* [DIRECTIONS]:
Copy each line in the data that includes the word "about".

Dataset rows
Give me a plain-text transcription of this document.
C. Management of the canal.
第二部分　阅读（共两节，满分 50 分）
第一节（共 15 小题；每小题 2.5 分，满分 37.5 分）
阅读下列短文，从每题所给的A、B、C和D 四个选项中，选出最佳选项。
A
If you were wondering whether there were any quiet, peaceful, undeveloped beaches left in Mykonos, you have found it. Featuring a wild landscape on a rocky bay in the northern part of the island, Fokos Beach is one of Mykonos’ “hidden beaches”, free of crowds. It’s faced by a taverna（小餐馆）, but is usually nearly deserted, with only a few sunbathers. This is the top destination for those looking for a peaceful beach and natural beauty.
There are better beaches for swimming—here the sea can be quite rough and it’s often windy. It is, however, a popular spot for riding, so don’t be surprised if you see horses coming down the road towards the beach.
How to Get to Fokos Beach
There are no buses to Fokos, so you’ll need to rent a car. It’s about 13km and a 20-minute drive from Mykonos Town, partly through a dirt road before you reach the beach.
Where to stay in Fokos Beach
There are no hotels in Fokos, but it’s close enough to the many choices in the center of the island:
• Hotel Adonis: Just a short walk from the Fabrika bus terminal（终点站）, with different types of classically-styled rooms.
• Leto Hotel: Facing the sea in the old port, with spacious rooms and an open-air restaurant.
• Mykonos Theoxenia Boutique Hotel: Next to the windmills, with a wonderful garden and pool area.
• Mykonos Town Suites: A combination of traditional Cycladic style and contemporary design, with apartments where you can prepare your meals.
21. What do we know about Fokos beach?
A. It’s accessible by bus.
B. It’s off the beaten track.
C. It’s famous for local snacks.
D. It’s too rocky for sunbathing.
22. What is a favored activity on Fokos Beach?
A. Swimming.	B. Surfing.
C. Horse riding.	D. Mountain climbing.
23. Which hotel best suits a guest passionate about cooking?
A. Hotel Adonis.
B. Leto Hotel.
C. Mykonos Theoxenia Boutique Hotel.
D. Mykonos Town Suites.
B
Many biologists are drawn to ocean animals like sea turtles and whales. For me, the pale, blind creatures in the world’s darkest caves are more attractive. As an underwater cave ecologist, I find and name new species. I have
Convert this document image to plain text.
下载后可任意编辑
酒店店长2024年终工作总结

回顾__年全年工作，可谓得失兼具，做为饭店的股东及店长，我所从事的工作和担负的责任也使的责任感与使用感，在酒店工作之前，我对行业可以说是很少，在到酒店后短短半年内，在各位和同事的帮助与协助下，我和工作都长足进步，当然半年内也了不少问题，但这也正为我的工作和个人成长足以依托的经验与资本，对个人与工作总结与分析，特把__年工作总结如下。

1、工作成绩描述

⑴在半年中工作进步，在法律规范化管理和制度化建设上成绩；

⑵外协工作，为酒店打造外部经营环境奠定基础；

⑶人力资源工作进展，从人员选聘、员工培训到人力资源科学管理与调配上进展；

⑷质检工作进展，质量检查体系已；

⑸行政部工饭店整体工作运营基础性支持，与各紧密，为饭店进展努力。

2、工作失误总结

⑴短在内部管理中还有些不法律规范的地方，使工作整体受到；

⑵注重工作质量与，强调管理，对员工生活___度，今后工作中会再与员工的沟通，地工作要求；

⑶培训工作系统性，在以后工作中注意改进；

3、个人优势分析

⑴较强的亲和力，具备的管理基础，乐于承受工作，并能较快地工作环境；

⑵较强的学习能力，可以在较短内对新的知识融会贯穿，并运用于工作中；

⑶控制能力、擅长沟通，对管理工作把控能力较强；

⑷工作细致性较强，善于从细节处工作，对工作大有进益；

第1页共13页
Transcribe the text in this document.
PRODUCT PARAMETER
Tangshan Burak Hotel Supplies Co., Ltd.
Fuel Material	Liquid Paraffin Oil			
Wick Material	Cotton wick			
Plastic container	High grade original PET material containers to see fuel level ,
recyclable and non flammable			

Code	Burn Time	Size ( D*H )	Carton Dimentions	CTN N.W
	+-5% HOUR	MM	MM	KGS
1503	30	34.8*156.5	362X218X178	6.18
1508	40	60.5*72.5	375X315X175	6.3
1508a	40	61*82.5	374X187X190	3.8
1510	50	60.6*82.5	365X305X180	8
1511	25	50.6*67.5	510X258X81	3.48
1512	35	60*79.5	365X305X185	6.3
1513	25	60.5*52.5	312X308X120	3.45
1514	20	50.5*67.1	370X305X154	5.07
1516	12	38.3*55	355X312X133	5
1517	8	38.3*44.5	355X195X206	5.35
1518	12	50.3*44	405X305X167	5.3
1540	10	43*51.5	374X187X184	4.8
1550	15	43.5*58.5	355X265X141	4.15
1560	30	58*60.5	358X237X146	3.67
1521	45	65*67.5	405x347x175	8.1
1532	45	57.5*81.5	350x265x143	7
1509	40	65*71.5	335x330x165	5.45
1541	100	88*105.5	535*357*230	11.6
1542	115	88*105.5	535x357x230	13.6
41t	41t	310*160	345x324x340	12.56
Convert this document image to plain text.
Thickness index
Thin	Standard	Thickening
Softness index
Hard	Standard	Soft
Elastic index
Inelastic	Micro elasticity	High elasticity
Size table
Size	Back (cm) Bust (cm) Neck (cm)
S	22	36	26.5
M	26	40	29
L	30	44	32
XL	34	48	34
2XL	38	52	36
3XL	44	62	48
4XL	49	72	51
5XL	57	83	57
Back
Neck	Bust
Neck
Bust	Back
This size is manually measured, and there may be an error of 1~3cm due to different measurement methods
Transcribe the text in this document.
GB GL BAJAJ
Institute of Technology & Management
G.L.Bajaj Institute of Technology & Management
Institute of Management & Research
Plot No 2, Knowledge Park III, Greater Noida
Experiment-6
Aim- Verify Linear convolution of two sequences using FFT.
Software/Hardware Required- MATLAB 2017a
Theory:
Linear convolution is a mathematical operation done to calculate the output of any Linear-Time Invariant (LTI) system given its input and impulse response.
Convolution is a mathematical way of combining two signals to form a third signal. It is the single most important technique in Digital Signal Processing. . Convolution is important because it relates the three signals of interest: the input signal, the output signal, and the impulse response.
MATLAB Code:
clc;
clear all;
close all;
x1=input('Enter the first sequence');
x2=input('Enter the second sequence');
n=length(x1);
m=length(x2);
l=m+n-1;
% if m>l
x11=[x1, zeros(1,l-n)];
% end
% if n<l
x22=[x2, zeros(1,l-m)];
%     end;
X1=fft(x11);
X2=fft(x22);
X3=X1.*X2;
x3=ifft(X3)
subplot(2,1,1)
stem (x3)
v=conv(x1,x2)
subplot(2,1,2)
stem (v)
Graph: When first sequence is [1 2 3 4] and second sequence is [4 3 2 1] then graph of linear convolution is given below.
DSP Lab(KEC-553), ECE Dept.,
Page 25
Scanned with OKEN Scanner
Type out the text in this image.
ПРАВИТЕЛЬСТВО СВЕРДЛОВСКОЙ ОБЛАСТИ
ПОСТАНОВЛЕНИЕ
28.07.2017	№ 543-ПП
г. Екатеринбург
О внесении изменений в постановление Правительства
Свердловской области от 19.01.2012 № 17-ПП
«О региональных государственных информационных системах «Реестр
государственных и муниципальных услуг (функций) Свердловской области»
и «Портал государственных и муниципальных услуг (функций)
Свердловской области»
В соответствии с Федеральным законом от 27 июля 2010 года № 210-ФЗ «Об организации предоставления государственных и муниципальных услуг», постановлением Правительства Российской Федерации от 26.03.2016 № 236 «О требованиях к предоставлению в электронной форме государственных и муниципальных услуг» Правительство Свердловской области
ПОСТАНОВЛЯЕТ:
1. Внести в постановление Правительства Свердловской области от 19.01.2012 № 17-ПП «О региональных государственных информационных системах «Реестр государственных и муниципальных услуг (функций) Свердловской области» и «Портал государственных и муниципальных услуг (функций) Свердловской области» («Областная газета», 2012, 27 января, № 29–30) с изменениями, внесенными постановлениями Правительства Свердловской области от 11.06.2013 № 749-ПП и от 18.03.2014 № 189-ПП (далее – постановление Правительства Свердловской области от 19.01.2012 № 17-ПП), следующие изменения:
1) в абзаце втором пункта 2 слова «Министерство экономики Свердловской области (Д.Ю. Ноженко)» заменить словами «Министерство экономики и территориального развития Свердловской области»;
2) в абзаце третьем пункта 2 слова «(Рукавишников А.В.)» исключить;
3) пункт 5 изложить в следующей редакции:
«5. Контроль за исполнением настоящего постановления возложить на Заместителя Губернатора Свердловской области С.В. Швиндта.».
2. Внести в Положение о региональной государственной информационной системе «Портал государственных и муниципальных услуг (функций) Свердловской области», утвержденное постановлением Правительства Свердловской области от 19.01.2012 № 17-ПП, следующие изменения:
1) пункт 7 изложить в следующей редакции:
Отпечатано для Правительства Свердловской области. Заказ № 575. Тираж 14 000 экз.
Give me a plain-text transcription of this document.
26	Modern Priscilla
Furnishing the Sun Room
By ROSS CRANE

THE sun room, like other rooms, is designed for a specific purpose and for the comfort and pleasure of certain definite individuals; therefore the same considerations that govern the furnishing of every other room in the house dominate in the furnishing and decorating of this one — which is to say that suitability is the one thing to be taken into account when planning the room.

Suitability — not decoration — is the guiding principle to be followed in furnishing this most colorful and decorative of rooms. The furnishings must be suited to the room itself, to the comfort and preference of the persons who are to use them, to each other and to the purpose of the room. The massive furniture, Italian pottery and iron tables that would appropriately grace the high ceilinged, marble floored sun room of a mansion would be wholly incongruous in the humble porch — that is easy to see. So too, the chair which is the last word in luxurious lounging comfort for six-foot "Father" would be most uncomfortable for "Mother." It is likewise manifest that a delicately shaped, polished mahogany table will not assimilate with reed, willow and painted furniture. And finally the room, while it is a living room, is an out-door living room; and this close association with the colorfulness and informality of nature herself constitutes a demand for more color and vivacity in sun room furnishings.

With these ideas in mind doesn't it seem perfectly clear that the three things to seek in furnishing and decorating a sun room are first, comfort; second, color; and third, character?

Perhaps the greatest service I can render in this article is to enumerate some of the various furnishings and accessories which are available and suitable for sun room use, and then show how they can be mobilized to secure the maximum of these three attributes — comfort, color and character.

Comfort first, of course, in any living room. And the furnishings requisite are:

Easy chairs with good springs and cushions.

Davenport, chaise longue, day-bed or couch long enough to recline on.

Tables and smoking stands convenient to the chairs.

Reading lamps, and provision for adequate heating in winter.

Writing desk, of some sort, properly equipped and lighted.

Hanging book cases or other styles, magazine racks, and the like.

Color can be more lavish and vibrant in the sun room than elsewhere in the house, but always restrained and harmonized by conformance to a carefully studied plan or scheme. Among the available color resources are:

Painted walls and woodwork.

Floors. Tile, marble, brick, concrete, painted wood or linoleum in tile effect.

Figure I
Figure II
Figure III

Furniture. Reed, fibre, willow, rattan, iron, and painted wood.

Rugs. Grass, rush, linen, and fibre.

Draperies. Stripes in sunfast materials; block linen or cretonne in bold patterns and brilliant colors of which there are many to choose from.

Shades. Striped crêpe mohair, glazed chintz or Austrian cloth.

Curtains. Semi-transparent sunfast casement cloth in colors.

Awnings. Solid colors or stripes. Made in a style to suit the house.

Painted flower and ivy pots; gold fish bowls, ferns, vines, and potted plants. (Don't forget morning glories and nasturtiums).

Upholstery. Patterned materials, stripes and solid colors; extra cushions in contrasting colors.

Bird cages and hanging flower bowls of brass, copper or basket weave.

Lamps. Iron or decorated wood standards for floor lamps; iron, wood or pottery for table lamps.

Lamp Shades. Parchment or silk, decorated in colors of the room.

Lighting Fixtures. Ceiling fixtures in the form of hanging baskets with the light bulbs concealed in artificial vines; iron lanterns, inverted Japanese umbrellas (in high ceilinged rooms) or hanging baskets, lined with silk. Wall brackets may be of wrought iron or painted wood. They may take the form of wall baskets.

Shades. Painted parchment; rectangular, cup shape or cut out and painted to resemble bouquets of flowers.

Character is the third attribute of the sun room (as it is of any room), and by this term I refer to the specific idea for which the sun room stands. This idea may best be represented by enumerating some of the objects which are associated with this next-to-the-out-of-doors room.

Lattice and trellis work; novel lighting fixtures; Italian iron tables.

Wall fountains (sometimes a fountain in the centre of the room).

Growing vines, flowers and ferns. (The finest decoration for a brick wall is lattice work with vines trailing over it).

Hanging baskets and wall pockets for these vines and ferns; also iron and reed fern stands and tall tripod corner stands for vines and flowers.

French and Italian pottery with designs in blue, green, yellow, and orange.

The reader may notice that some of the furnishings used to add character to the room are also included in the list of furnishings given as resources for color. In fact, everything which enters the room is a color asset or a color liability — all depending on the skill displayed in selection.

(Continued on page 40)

* [EXERCISE ANSWER]:
There are no buses to Fokos, so you’ll need to rent a car. It’s about 13km and a 20-minute drive from Mykonos Town, partly through a dirt road before you reach the beach.
21. What do we know about Fokos beach?
23. Which hotel best suits a guest passionate about cooking?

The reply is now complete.